**Given problem**
Copy out each line that mentions the word "title".

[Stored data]
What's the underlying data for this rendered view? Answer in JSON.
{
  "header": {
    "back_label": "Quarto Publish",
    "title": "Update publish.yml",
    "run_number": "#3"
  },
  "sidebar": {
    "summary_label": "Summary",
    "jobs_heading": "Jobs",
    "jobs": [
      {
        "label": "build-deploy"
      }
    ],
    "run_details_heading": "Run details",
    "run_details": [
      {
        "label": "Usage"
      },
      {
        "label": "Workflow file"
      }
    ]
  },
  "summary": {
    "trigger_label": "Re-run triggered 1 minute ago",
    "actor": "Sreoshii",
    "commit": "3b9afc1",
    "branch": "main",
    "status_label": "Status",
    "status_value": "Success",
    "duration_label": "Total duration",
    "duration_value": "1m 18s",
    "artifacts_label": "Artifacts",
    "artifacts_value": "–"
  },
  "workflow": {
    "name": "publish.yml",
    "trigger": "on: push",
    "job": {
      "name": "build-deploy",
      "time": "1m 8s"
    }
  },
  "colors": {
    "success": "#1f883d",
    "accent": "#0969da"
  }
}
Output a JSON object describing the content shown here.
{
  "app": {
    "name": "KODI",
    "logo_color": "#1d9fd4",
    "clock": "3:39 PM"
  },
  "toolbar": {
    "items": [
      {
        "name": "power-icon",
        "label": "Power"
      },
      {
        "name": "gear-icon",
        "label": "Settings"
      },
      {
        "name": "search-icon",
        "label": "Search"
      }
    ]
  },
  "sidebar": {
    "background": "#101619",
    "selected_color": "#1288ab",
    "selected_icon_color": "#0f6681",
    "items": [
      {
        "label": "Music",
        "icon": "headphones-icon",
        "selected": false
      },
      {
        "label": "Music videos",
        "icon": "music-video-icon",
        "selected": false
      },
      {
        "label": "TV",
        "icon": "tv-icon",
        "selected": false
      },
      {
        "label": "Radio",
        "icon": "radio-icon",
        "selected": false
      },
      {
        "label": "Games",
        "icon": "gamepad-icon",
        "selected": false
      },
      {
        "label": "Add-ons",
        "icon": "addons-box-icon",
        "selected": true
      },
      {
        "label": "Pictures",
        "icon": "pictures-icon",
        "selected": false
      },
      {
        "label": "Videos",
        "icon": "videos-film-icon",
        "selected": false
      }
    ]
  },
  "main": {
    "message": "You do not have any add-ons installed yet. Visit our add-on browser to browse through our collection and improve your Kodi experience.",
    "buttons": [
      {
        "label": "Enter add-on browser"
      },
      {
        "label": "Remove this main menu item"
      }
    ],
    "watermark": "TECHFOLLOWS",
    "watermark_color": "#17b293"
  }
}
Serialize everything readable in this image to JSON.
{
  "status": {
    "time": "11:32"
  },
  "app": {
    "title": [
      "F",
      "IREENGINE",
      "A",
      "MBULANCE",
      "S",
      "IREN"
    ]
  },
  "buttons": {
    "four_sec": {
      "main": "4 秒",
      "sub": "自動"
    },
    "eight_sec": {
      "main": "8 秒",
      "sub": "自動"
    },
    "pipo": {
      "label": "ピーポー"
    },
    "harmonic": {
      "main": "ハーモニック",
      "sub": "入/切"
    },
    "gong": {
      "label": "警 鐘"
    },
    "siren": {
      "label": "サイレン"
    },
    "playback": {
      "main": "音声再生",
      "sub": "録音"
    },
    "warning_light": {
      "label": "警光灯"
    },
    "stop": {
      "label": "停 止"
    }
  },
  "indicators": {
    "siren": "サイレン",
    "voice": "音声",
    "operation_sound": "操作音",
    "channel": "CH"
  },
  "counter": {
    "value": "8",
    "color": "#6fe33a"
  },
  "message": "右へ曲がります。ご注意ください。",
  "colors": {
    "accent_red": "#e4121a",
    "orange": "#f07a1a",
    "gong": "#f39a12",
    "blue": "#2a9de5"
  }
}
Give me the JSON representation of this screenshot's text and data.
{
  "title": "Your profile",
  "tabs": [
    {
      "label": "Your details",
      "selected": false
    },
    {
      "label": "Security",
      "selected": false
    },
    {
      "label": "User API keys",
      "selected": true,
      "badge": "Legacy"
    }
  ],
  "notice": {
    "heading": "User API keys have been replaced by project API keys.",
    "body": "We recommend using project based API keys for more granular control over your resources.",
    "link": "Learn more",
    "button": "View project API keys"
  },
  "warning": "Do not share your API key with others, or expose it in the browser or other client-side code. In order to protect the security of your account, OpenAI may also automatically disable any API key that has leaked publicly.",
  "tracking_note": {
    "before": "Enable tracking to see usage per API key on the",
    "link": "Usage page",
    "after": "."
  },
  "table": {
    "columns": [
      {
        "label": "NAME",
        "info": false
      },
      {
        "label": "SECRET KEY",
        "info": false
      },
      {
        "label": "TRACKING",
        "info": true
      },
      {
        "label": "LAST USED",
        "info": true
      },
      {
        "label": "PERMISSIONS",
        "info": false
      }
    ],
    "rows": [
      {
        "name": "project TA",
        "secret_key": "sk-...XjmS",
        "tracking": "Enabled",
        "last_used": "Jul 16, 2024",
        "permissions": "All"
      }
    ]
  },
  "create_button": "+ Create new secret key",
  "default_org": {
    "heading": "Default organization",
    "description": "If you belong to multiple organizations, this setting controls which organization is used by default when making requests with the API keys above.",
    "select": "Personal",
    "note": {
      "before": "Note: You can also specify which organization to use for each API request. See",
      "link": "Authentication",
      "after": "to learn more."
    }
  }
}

**In response**
    "title": "Update publish.yml",
    "title": [
  "title": "Your profile",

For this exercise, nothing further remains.